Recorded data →
* * * * * * *
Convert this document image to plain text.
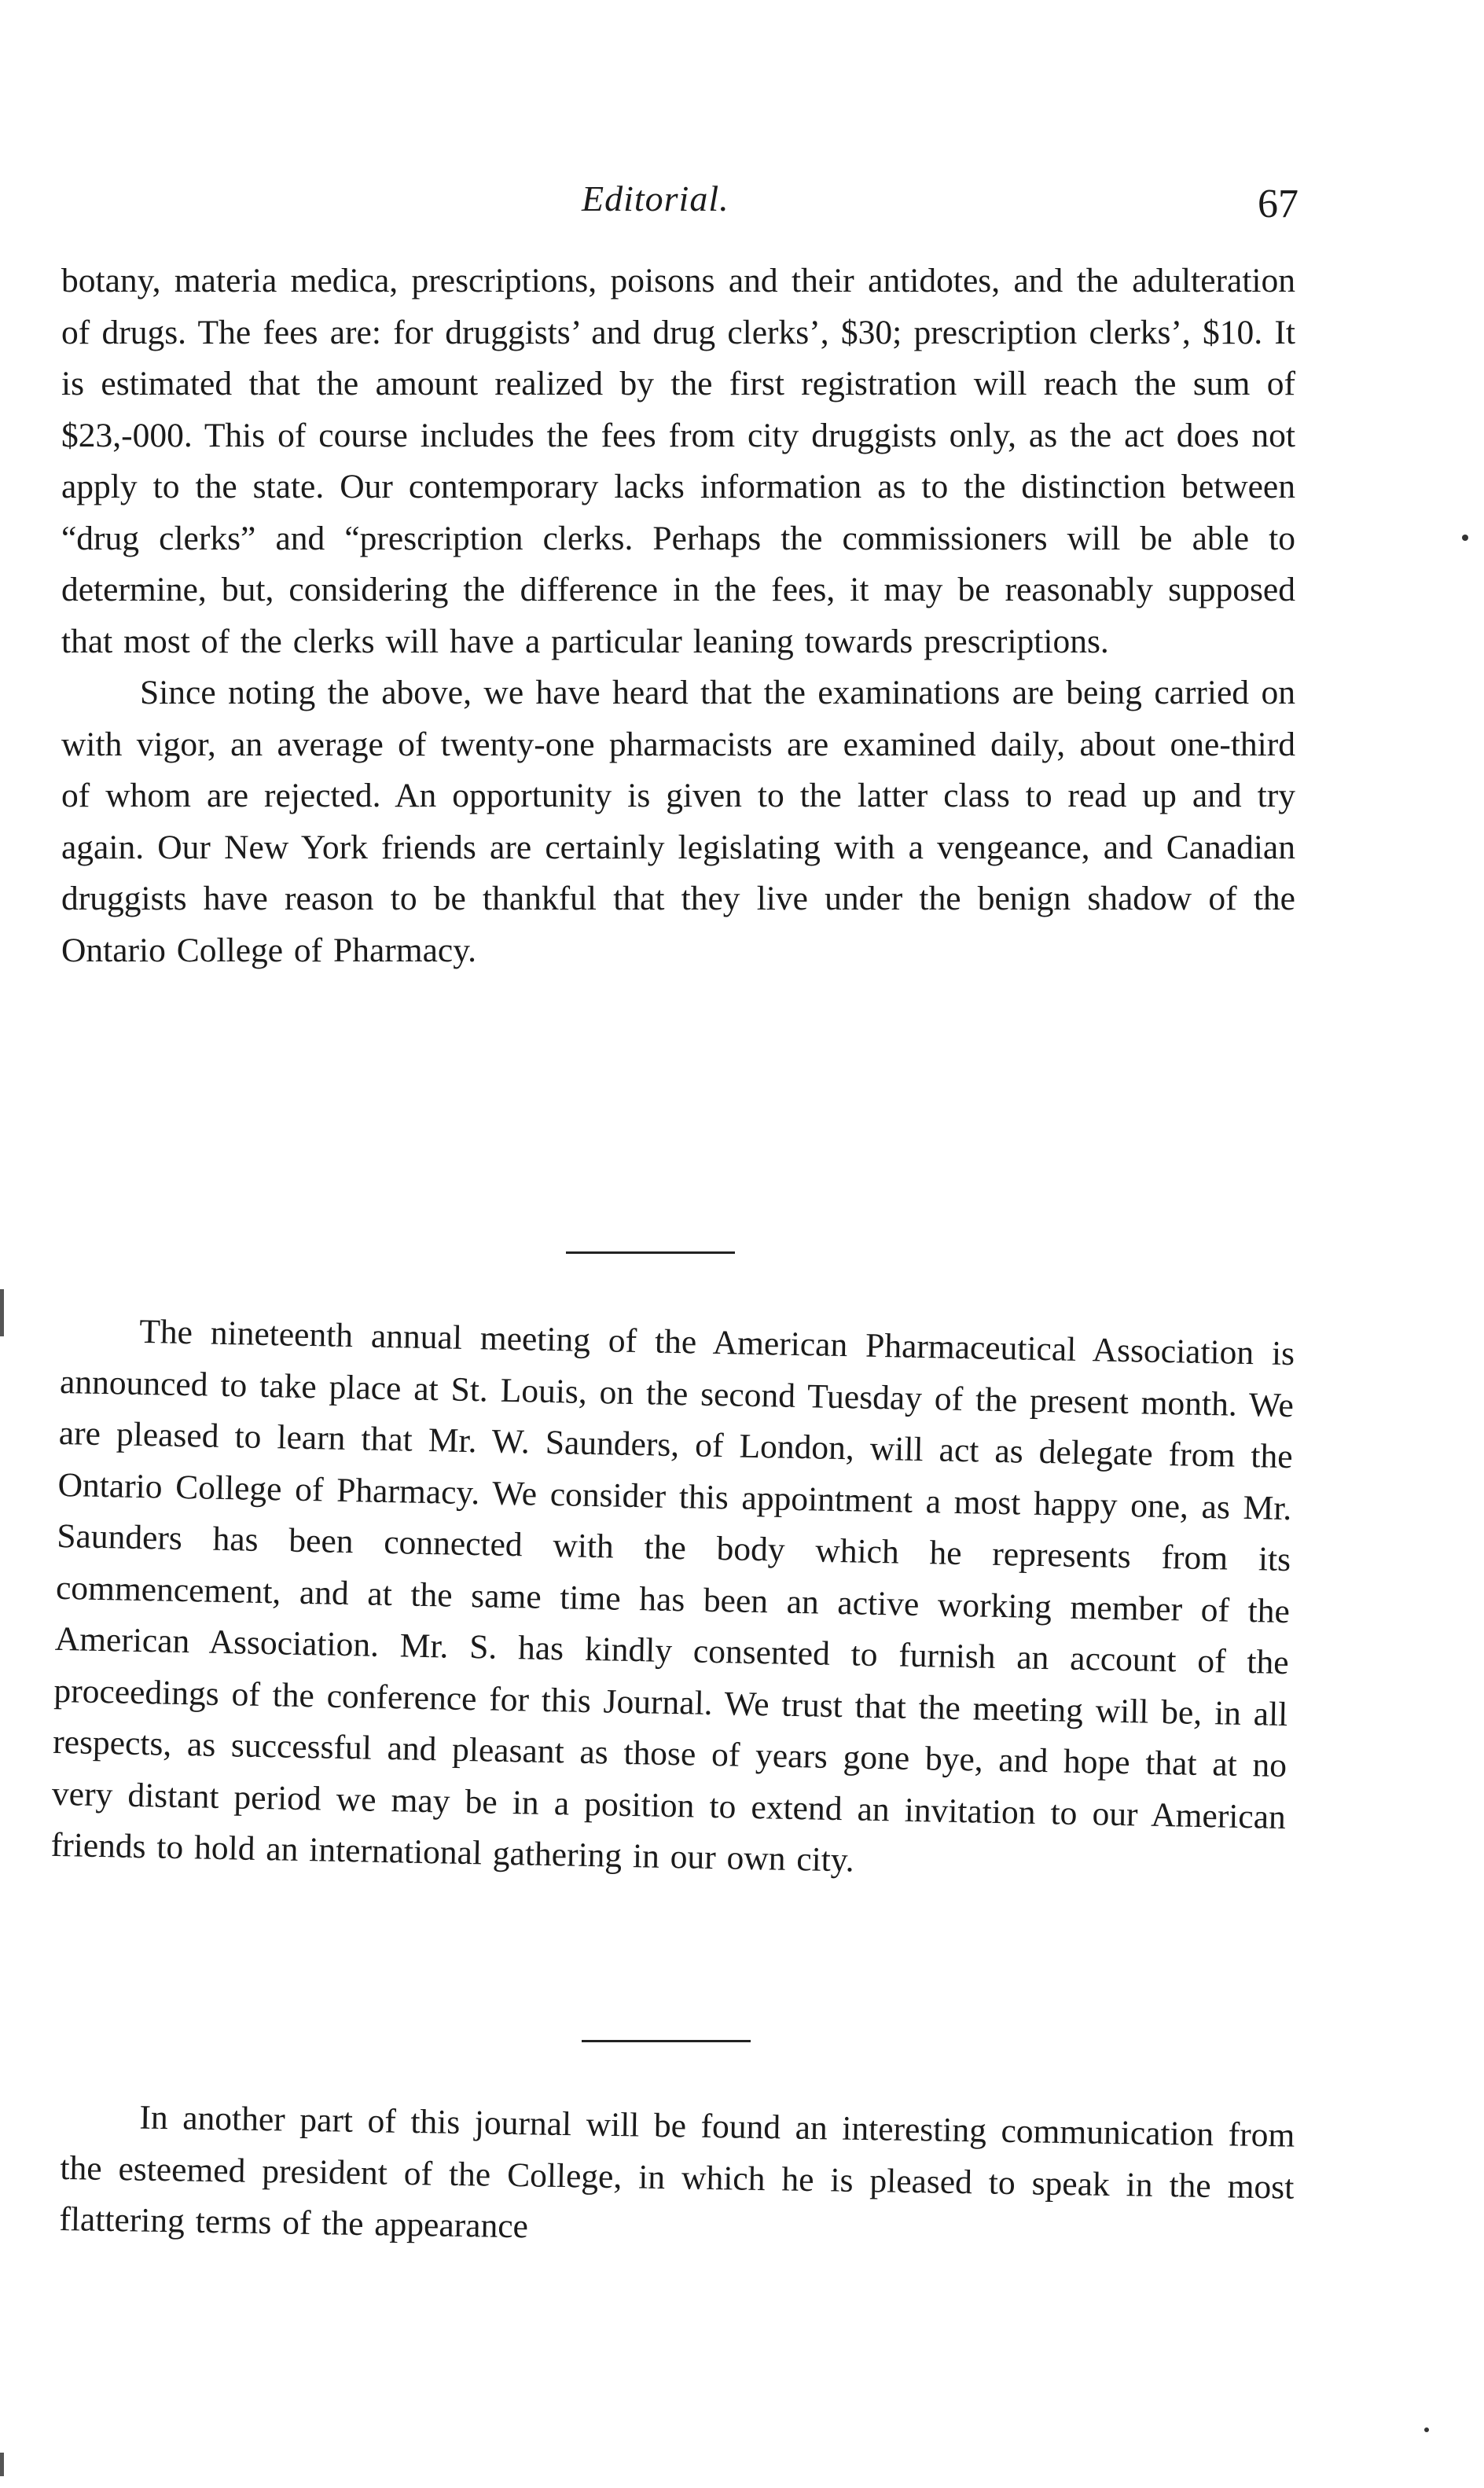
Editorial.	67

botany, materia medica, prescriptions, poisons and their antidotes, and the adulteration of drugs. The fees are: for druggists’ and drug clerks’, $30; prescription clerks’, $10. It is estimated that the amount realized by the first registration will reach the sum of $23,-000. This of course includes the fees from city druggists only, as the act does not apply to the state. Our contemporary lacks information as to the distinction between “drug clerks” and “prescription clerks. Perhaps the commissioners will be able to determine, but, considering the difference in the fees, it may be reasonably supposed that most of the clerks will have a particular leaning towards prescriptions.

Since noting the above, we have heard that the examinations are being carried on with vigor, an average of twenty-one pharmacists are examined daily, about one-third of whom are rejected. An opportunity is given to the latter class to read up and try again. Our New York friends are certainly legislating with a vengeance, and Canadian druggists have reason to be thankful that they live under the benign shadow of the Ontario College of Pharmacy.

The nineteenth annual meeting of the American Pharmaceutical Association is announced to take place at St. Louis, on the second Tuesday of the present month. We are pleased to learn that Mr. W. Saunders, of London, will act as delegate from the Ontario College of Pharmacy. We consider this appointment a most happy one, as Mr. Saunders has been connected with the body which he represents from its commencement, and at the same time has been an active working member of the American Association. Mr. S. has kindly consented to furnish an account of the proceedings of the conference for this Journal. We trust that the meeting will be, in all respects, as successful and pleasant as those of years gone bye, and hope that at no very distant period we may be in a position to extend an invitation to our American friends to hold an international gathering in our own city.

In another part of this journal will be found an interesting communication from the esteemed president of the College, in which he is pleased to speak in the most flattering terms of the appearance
* * * * * * *
GOAL OF THE EXERCISE →
Using the records above, list each line that includes "pleased".

THE RESULT →
The nineteenth annual meeting of the American Pharmaceutical Association is announced to take place at St. Louis, on the second Tuesday of the present month. We are pleased to learn that Mr. W. Saunders, of London, will act as delegate from the Ontario College of Pharmacy. We consider this appointment a most happy one, as Mr. Saunders has been connected with the body which he represents from its commencement, and at the same time has been an active working member of the American Association. Mr. S. has kindly consented to furnish an account of the proceedings of the conference for this Journal. We trust that the meeting will be, in all respects, as successful and pleasant as those of years gone bye, and hope that at no very distant period we may be in a position to extend an invitation to our American friends to hold an international gathering in our own city.
In another part of this journal will be found an interesting communication from the esteemed president of the College, in which he is pleased to speak in the most flattering terms of the appearance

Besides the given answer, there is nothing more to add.